══ DATASET RECORDS ══

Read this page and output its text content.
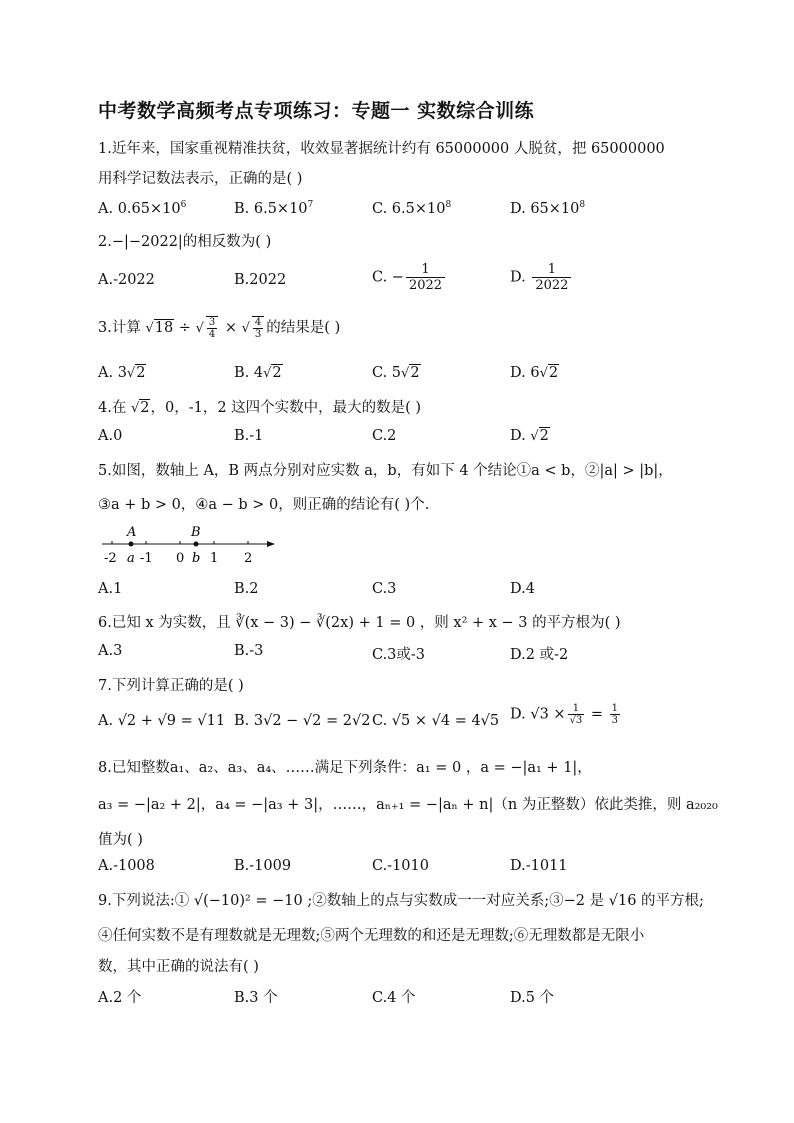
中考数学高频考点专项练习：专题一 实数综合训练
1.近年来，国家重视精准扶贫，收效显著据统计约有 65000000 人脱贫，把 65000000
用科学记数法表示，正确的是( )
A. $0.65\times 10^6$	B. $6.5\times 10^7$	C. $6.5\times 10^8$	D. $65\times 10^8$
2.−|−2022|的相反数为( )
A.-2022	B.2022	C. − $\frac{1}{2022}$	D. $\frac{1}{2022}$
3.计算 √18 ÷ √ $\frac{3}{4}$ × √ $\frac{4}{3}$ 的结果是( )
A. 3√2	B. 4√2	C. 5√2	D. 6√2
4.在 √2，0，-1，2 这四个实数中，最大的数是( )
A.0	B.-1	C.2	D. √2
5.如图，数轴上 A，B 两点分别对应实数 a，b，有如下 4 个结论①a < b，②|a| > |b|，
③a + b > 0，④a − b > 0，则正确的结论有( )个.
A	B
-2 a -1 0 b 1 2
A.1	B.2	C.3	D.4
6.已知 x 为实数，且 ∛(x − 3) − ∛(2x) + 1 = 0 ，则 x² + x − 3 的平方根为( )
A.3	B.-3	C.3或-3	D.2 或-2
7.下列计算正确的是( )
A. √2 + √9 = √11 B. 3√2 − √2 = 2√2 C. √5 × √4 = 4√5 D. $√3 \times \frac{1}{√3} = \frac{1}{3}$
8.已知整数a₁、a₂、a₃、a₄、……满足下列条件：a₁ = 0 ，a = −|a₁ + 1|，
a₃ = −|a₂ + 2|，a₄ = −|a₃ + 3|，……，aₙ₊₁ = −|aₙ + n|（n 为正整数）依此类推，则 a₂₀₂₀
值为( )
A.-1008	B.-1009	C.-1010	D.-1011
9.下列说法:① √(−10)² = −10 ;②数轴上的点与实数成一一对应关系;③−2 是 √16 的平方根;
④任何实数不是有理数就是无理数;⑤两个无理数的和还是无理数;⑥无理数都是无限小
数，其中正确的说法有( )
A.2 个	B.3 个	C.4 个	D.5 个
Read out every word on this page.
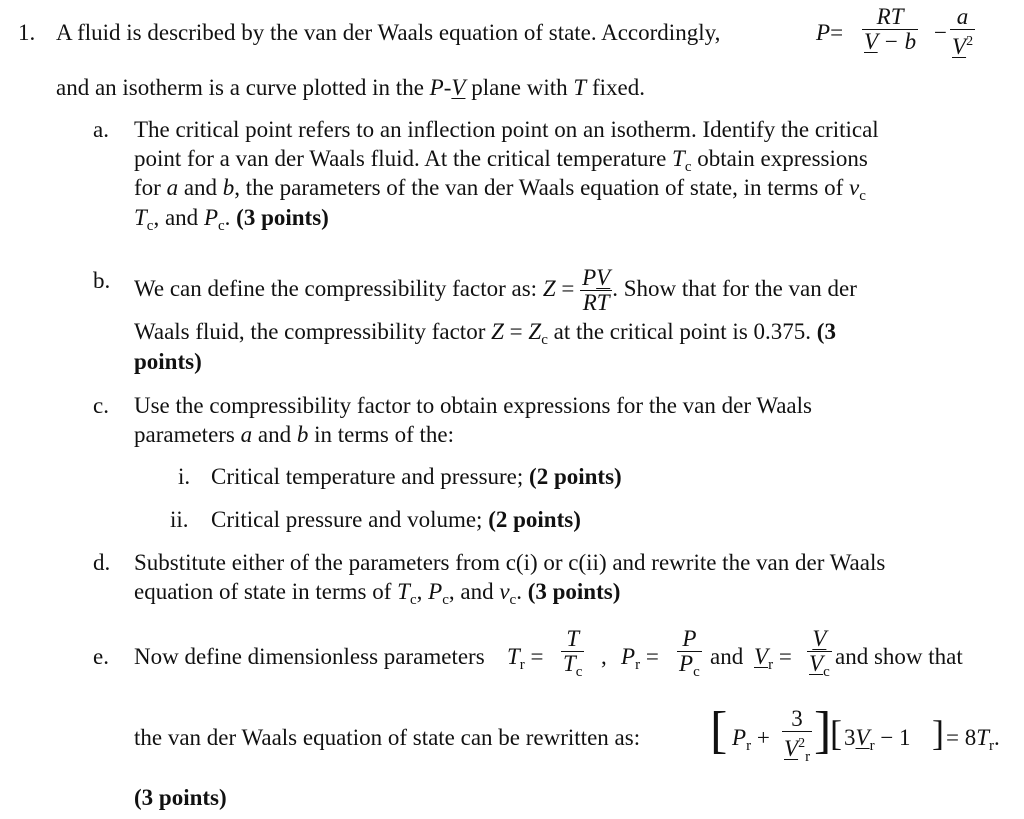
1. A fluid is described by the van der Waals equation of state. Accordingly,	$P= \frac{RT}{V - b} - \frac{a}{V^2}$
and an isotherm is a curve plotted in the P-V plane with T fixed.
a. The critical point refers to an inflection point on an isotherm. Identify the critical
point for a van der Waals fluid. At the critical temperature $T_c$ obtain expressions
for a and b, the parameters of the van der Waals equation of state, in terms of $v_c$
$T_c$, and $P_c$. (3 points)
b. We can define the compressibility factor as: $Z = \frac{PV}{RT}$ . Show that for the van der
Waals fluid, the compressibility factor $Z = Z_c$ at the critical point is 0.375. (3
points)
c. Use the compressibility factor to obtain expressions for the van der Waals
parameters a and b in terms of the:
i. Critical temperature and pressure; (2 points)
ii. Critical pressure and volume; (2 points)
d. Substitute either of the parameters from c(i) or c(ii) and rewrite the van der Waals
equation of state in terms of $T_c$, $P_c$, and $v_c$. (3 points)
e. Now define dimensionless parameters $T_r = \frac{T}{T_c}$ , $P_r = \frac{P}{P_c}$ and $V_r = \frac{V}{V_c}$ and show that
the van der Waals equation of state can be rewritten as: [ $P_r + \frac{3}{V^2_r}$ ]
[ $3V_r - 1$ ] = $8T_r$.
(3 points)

═══

- _GIVEN PROBLEM_:
From the listing, copy every line where the string "parameters" appears.

- _EXERCISE RESPONSE_:
for a and b, the parameters of the van der Waals equation of state, in terms of $v_c$
parameters a and b in terms of the:
d. Substitute either of the parameters from c(i) or c(ii) and rewrite the van der Waals
e. Now define dimensionless parameters $T_r = \frac{T}{T_c}$ , $P_r = \frac{P}{P_c}$ and $V_r = \frac{V}{V_c}$ and show that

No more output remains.